WHAT YOU ARE ASKED TO DO
Determine how many lines hold "kelingan" and give only that number.

RECORDS
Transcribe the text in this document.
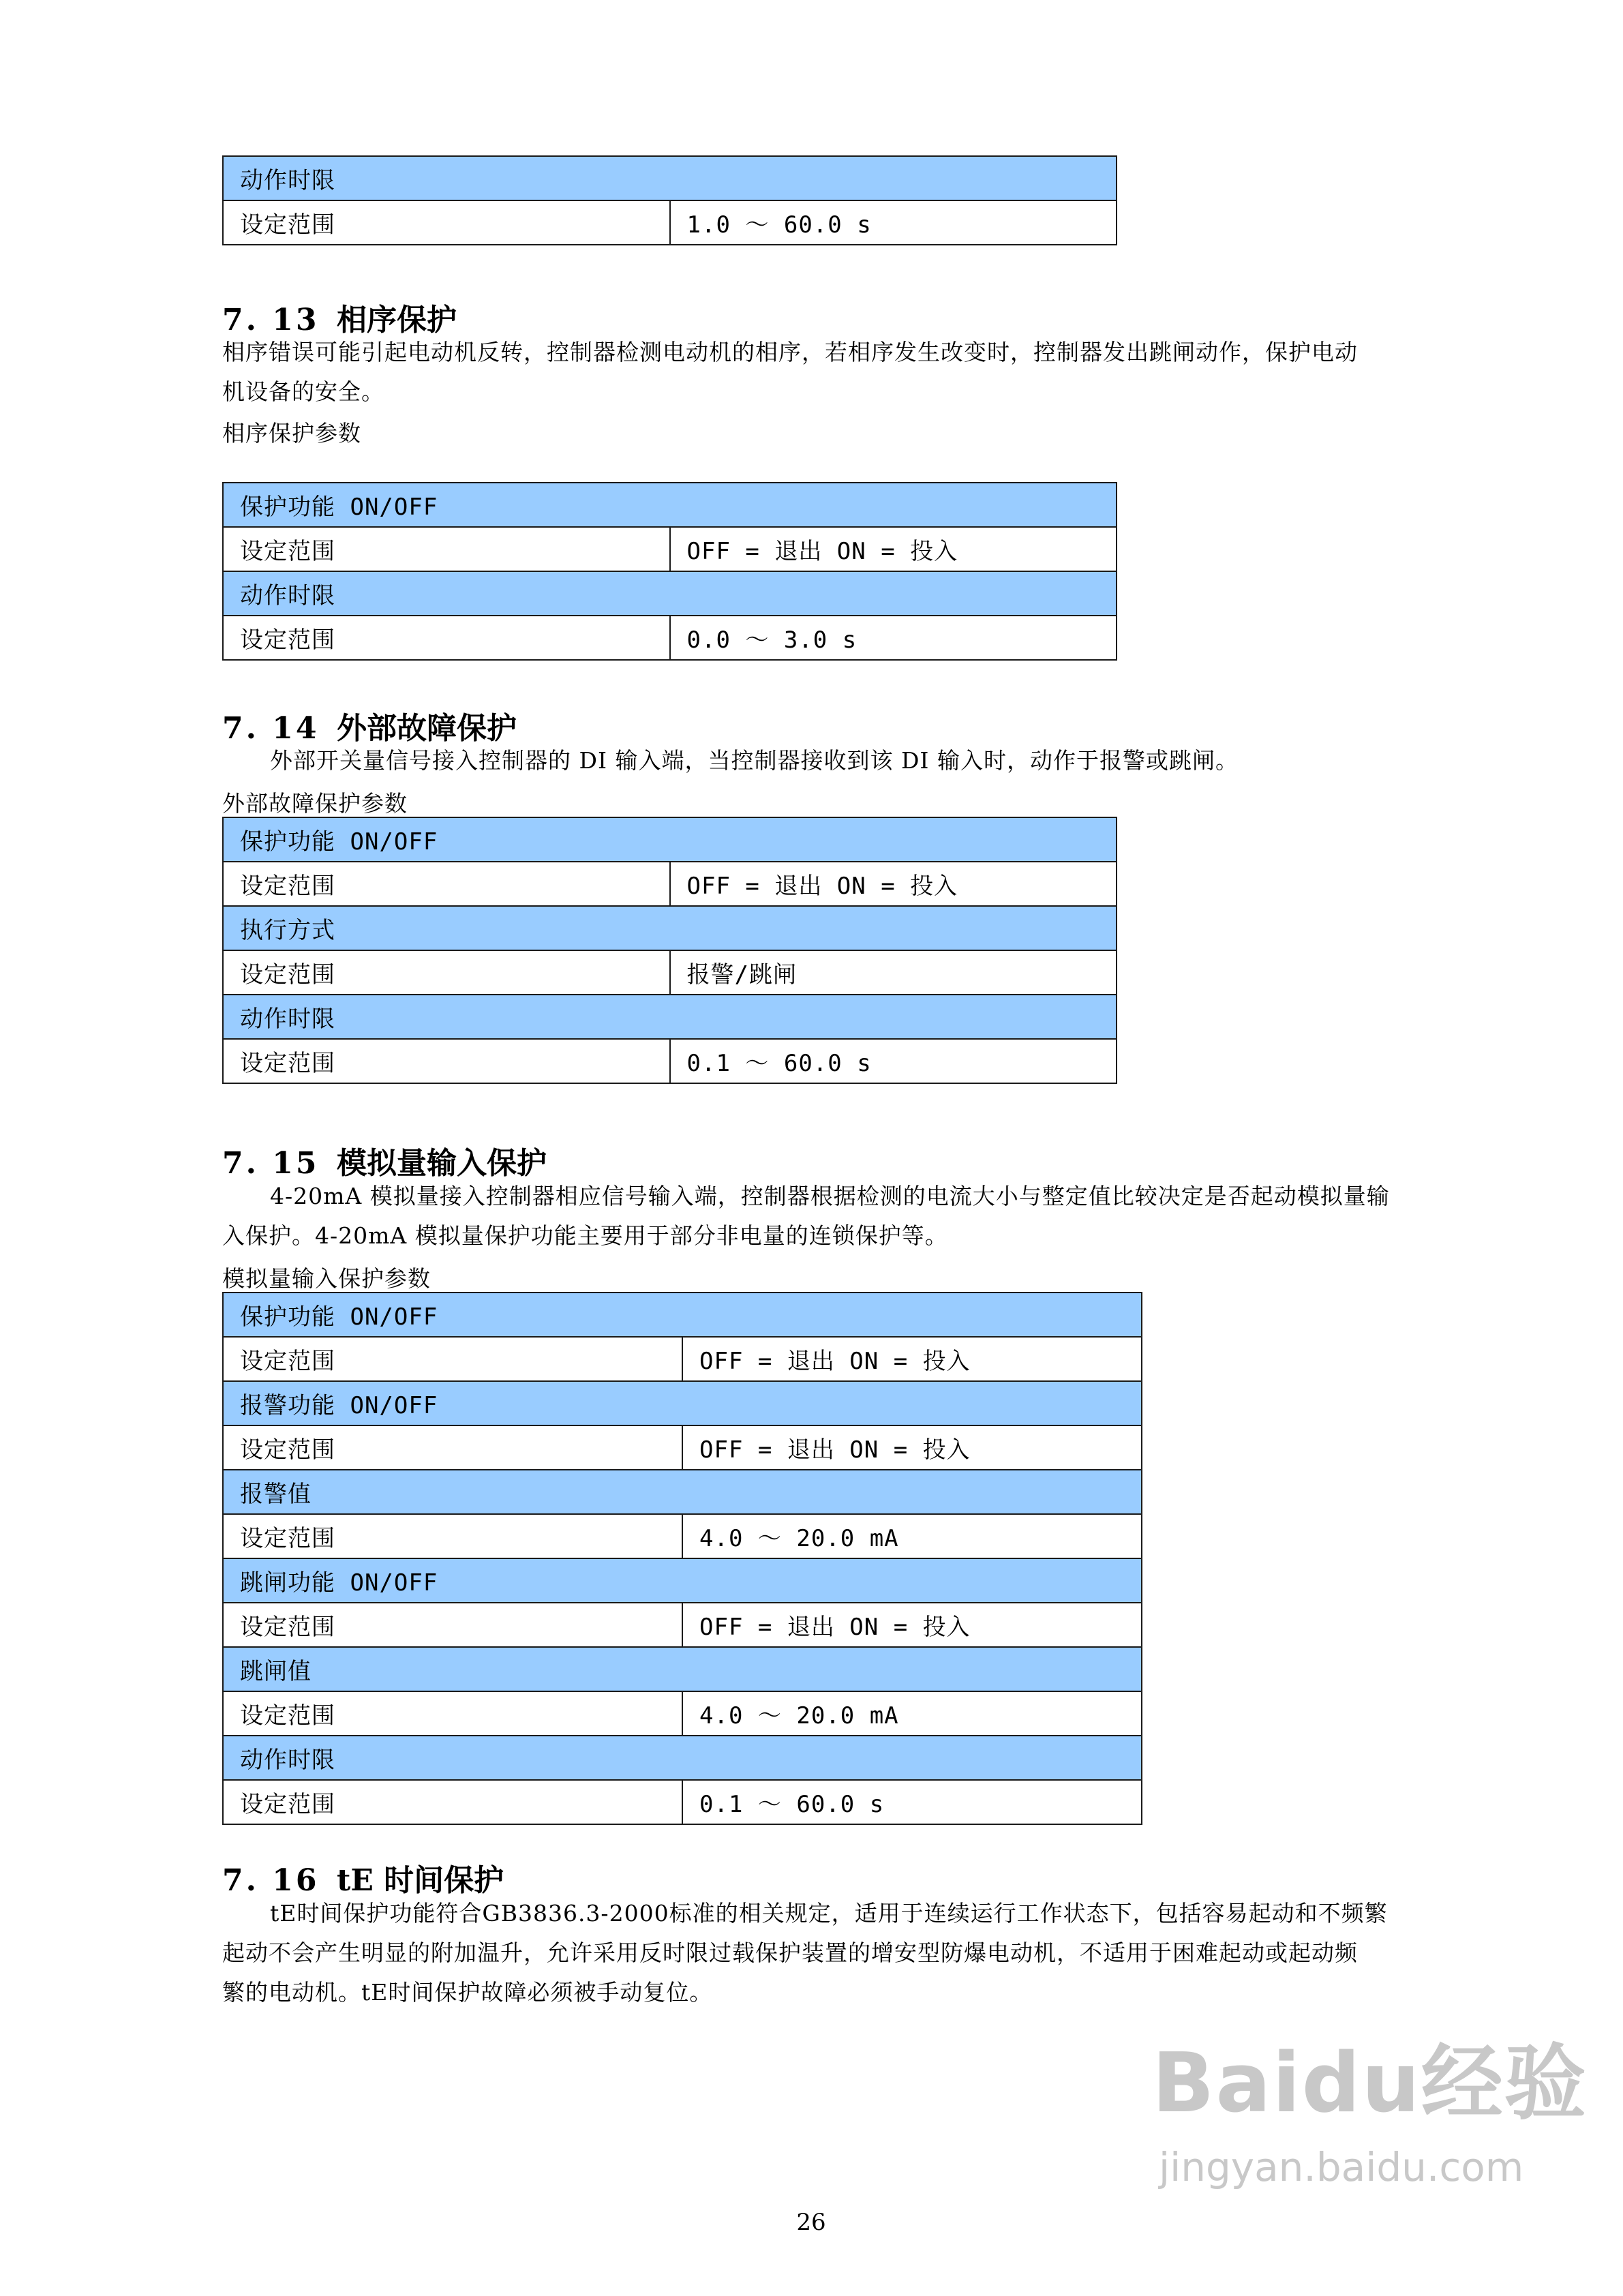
动作时限
设定范围	1.0 ～ 60.0 s
7. 13 相序保护
相序错误可能引起电动机反转，控制器检测电动机的相序，若相序发生改变时，控制器发出跳闸动作，保护电动
机设备的安全。
相序保护参数
保护功能 ON/OFF	
设定范围	OFF = 退出 ON = 投入
动作时限	
设定范围	0.0 ～ 3.0 s
7. 14 外部故障保护
外部开关量信号接入控制器的 DI 输入端，当控制器接收到该 DI 输入时，动作于报警或跳闸。
外部故障保护参数
保护功能 ON/OFF	
设定范围	OFF = 退出 ON = 投入
执行方式	
设定范围	报警/跳闸
动作时限	
设定范围	0.1 ～ 60.0 s
7. 15 模拟量输入保护
4-20mA 模拟量接入控制器相应信号输入端，控制器根据检测的电流大小与整定值比较决定是否起动模拟量输
入保护。4-20mA 模拟量保护功能主要用于部分非电量的连锁保护等。
模拟量输入保护参数
保护功能 ON/OFF	
设定范围	OFF = 退出 ON = 投入
报警功能 ON/OFF	
设定范围	OFF = 退出 ON = 投入
报警值	
设定范围	4.0 ～ 20.0 mA
跳闸功能 ON/OFF	
设定范围	OFF = 退出 ON = 投入
跳闸值	
设定范围	4.0 ～ 20.0 mA
动作时限	
设定范围	0.1 ～ 60.0 s
7. 16 tE 时间保护
tE时间保护功能符合GB3836.3-2000标准的相关规定，适用于连续运行工作状态下，包括容易起动和不频繁
起动不会产生明显的附加温升，允许采用反时限过载保护装置的增安型防爆电动机，不适用于困难起动或起动频
繁的电动机。tE时间保护故障必须被手动复位。
26
Baidu经验
jingyan.baidu.com
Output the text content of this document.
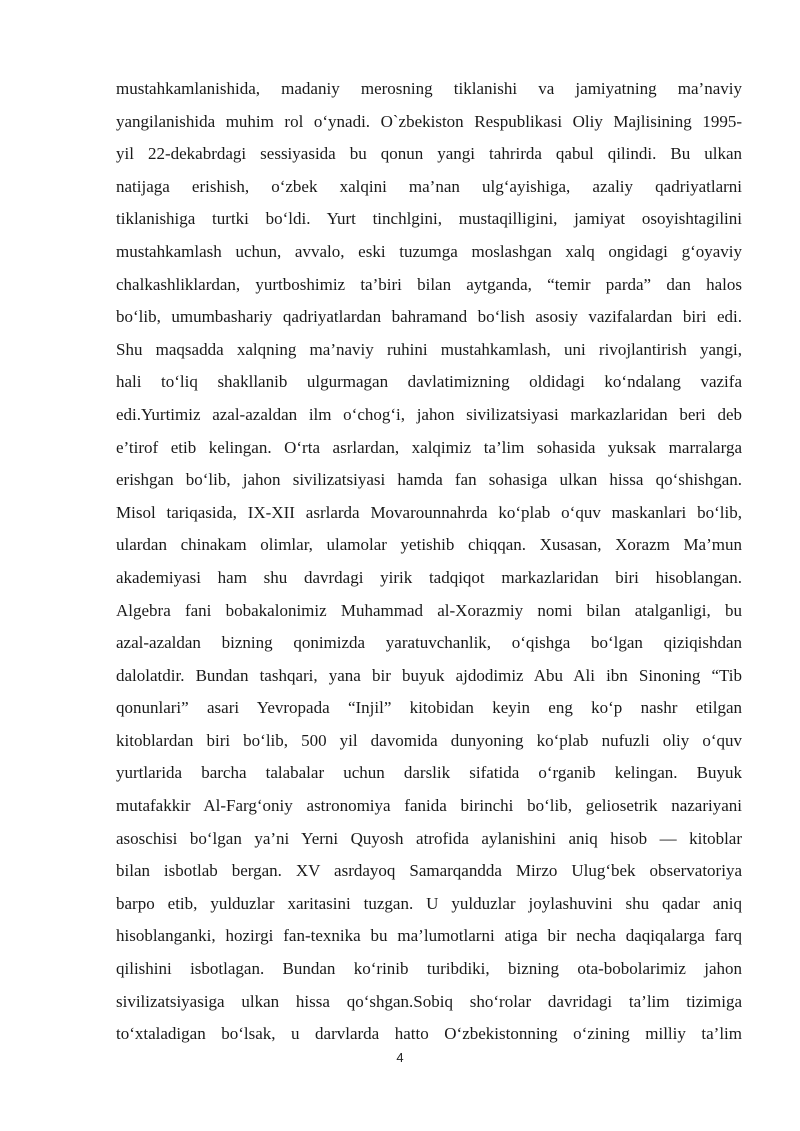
mustahkamlanishida, madaniy merosning tiklanishi va jamiyatning ma’naviy
yangilanishida muhim rol o‘ynadi. O`zbekiston Respublikasi Oliy Majlisining 1995-
yil 22-dekabrdagi sessiyasida bu qonun yangi tahrirda qabul qilindi. Bu ulkan
natijaga erishish, o‘zbek xalqini ma’nan ulg‘ayishiga, azaliy qadriyatlarni
tiklanishiga turtki bo‘ldi. Yurt tinchlgini, mustaqilligini, jamiyat osoyishtagilini
mustahkamlash uchun, avvalo, eski tuzumga moslashgan xalq ongidagi g‘oyaviy
chalkashliklardan, yurtboshimiz ta’biri bilan aytganda, “temir parda” dan halos
bo‘lib, umumbashariy qadriyatlardan bahramand bo‘lish asosiy vazifalardan biri edi.
Shu maqsadda xalqning ma’naviy ruhini mustahkamlash, uni rivojlantirish yangi,
hali to‘liq shakllanib ulgurmagan davlatimizning oldidagi ko‘ndalang vazifa
edi.Yurtimiz azal-azaldan ilm o‘chog‘i, jahon sivilizatsiyasi markazlaridan beri deb
e’tirof etib kelingan. O‘rta asrlardan, xalqimiz ta’lim sohasida yuksak marralarga
erishgan bo‘lib, jahon sivilizatsiyasi hamda fan sohasiga ulkan hissa qo‘shishgan.
Misol tariqasida, IX-XII asrlarda Movarounnahrda ko‘plab o‘quv maskanlari bo‘lib,
ulardan chinakam olimlar, ulamolar yetishib chiqqan. Xusasan, Xorazm Ma’mun
akademiyasi ham shu davrdagi yirik tadqiqot markazlaridan biri hisoblangan.
Algebra fani bobakalonimiz Muhammad al-Xorazmiy nomi bilan atalganligi, bu
azal-azaldan bizning qonimizda yaratuvchanlik, o‘qishga bo‘lgan qiziqishdan
dalolatdir. Bundan tashqari, yana bir buyuk ajdodimiz Abu Ali ibn Sinoning “Tib
qonunlari” asari Yevropada “Injil” kitobidan keyin eng ko‘p nashr etilgan
kitoblardan biri bo‘lib, 500 yil davomida dunyoning ko‘plab nufuzli oliy o‘quv
yurtlarida barcha talabalar uchun darslik sifatida o‘rganib kelingan. Buyuk
mutafakkir Al-Farg‘oniy astronomiya fanida birinchi bo‘lib, geliosetrik nazariyani
asoschisi bo‘lgan ya’ni Yerni Quyosh atrofida aylanishini aniq hisob — kitoblar
bilan isbotlab bergan. XV asrdayoq Samarqandda Mirzo Ulug‘bek observatoriya
barpo etib, yulduzlar xaritasini tuzgan. U yulduzlar joylashuvini shu qadar aniq
hisoblanganki, hozirgi fan-texnika bu ma’lumotlarni atiga bir necha daqiqalarga farq
qilishini isbotlagan. Bundan ko‘rinib turibdiki, bizning ota-bobolarimiz jahon
sivilizatsiyasiga ulkan hissa qo‘shgan.Sobiq sho‘rolar davridagi ta’lim tizimiga
to‘xtaladigan bo‘lsak, u darvlarda hatto O‘zbekistonning o‘zining milliy ta’lim
4
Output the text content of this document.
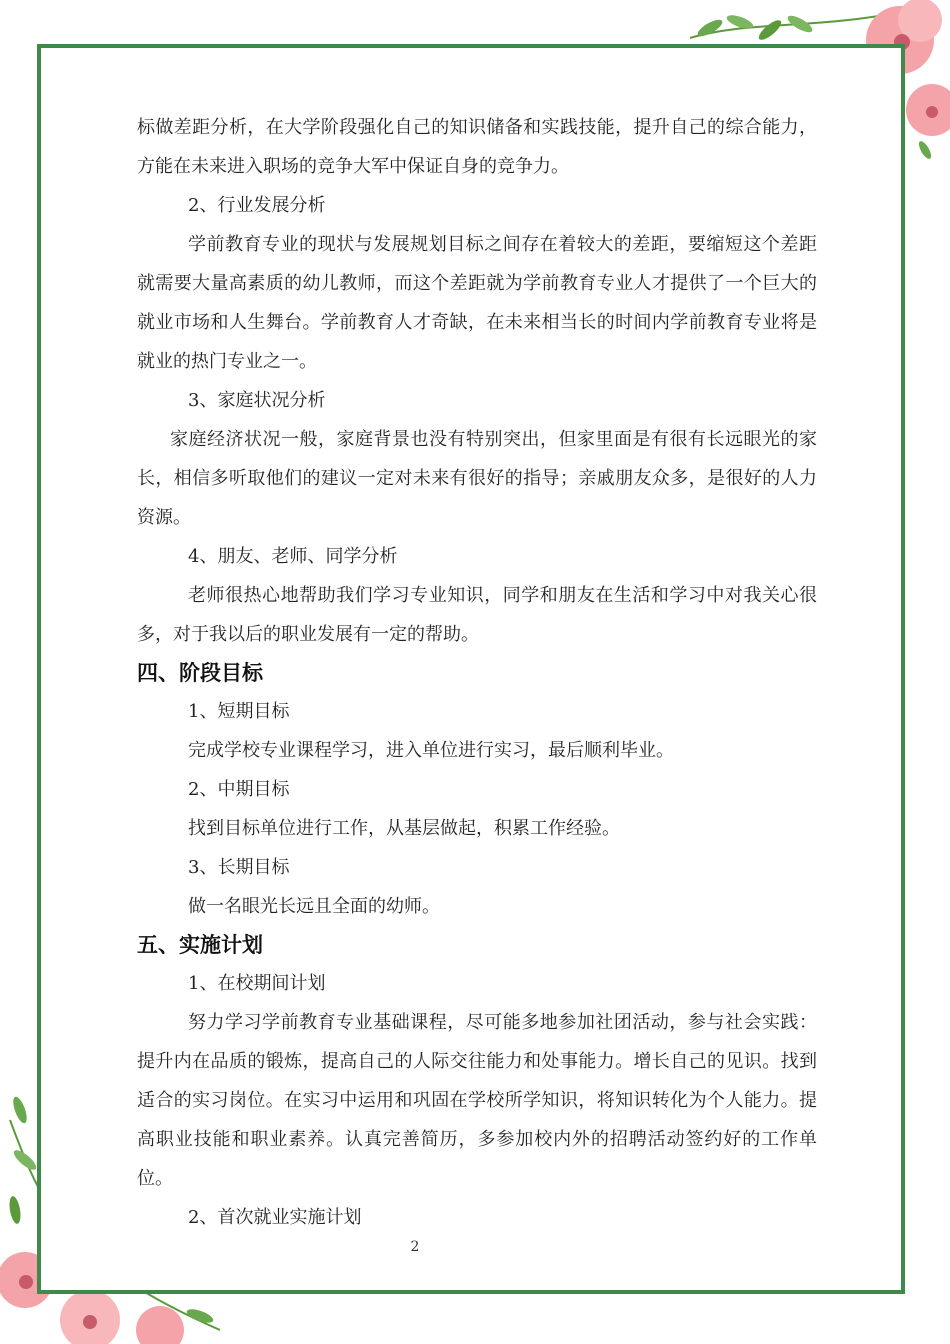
标做差距分析，在大学阶段强化自己的知识储备和实践技能，提升自己的综合能力，方能在未来进入职场的竞争大军中保证自身的竞争力。

2、行业发展分析

学前教育专业的现状与发展规划目标之间存在着较大的差距，要缩短这个差距就需要大量高素质的幼儿教师，而这个差距就为学前教育专业人才提供了一个巨大的就业市场和人生舞台。学前教育人才奇缺，在未来相当长的时间内学前教育专业将是就业的热门专业之一。

3、家庭状况分析

家庭经济状况一般，家庭背景也没有特别突出，但家里面是有很有长远眼光的家长，相信多听取他们的建议一定对未来有很好的指导；亲戚朋友众多，是很好的人力资源。

4、朋友、老师、同学分析

老师很热心地帮助我们学习专业知识，同学和朋友在生活和学习中对我关心很多，对于我以后的职业发展有一定的帮助。

四、阶段目标

1、短期目标

完成学校专业课程学习，进入单位进行实习，最后顺利毕业。

2、中期目标

找到目标单位进行工作，从基层做起，积累工作经验。

3、长期目标

做一名眼光长远且全面的幼师。

五、实施计划

1、在校期间计划

努力学习学前教育专业基础课程，尽可能多地参加社团活动，参与社会实践：提升内在品质的锻炼，提高自己的人际交往能力和处事能力。增长自己的见识。找到适合的实习岗位。在实习中运用和巩固在学校所学知识，将知识转化为个人能力。提高职业技能和职业素养。认真完善简历，多参加校内外的招聘活动签约好的工作单位。

2、首次就业实施计划

2
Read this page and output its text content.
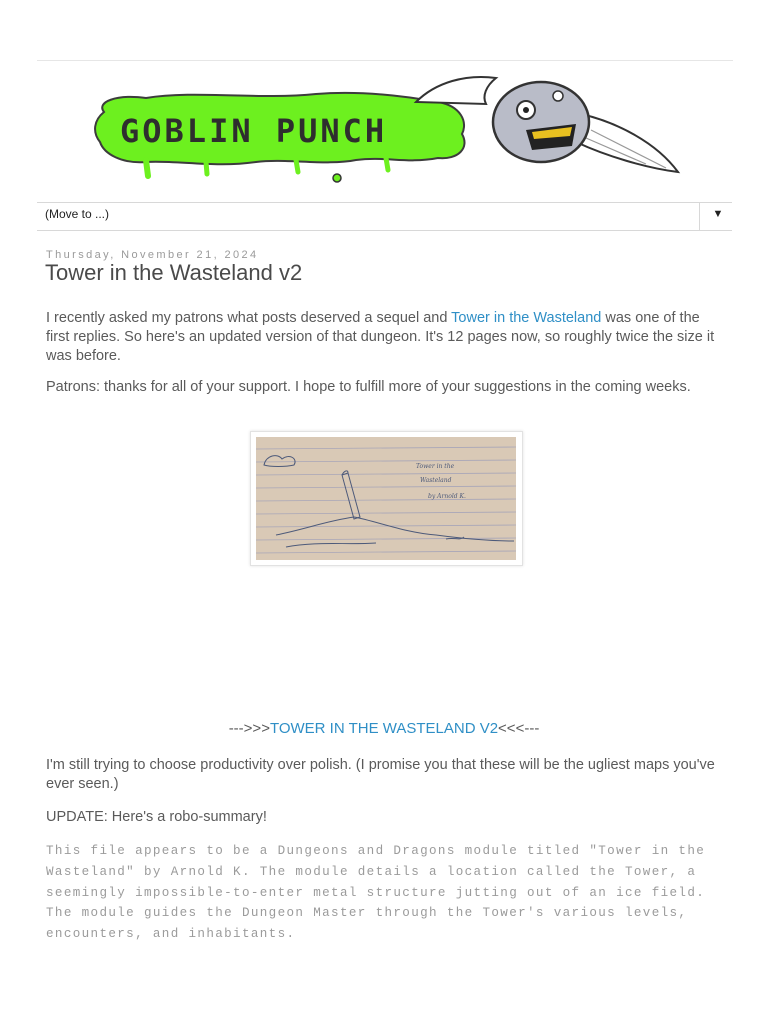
GOBLIN PUNCH
(Move to ...)	▼
Thursday, November 21, 2024
Tower in the Wasteland v2
I recently asked my patrons what posts deserved a sequel and Tower in the Wasteland was one of the first replies. So here's an updated version of that dungeon. It's 12 pages now, so roughly twice the size it was before.
Patrons: thanks for all of your support. I hope to fulfill more of your suggestions in the coming weeks.
Tower in the
Wasteland
by Arnold K.
--->>>TOWER IN THE WASTELAND V2<<<---
I'm still trying to choose productivity over polish. (I promise you that these will be the ugliest maps you've ever seen.)
UPDATE: Here's a robo-summary!
This file appears to be a Dungeons and Dragons module titled "Tower in the Wasteland" by Arnold K. The module details a location called the Tower, a seemingly impossible-to-enter metal structure jutting out of an ice field. The module guides the Dungeon Master through the Tower's various levels, encounters, and inhabitants.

WRITTEN ANSWER
2